Dataset entries
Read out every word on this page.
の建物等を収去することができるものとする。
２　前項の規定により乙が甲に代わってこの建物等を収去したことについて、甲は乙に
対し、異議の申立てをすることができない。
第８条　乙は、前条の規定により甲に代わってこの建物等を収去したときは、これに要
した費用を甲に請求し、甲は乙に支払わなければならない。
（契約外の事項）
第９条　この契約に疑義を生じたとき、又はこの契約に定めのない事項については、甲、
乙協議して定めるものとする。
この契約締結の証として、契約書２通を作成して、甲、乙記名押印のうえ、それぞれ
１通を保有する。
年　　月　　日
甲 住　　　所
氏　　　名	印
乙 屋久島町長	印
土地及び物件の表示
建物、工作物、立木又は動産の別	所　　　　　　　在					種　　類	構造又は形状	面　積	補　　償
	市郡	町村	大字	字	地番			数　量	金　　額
...
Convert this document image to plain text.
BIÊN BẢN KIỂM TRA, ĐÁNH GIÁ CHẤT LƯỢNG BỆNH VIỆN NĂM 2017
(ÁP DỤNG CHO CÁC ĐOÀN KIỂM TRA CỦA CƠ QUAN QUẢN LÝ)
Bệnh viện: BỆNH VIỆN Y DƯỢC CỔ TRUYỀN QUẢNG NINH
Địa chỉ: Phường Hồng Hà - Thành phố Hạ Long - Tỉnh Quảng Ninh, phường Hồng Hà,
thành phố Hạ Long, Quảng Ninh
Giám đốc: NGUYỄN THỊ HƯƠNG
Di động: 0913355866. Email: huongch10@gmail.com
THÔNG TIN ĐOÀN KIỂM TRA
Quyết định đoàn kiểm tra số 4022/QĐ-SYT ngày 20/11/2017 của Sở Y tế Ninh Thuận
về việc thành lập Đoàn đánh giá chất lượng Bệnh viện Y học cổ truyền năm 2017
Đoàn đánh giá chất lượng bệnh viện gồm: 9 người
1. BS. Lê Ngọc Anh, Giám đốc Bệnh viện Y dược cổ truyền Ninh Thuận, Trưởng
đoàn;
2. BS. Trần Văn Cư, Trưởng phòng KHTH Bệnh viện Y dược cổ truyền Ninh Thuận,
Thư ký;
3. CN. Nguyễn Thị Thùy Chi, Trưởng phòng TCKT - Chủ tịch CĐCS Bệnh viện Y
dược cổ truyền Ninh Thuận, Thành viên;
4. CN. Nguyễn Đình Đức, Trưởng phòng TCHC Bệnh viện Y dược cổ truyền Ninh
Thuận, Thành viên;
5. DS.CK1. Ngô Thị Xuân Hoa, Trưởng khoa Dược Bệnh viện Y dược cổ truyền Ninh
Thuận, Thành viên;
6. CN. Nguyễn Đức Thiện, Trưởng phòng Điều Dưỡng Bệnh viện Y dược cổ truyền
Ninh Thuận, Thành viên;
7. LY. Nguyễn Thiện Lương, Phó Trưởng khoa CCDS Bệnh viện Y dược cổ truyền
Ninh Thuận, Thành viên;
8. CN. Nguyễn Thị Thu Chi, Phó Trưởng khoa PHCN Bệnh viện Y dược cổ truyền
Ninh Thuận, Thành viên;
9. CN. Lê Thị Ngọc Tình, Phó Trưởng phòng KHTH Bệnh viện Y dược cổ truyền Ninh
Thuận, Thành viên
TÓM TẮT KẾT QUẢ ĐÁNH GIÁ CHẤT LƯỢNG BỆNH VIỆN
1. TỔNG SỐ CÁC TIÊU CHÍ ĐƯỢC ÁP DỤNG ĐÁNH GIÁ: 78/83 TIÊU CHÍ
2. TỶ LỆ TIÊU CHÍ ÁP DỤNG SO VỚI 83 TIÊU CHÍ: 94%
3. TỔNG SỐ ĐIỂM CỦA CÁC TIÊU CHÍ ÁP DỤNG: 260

**Directive**.
Pull every line containing "Giám" out of the data above.

**Result for this task**.
Giám đốc: NGUYỄN THỊ HƯƠNG
1. BS. Lê Ngọc Anh, Giám đốc Bệnh viện Y dược cổ truyền Ninh Thuận, Trưởng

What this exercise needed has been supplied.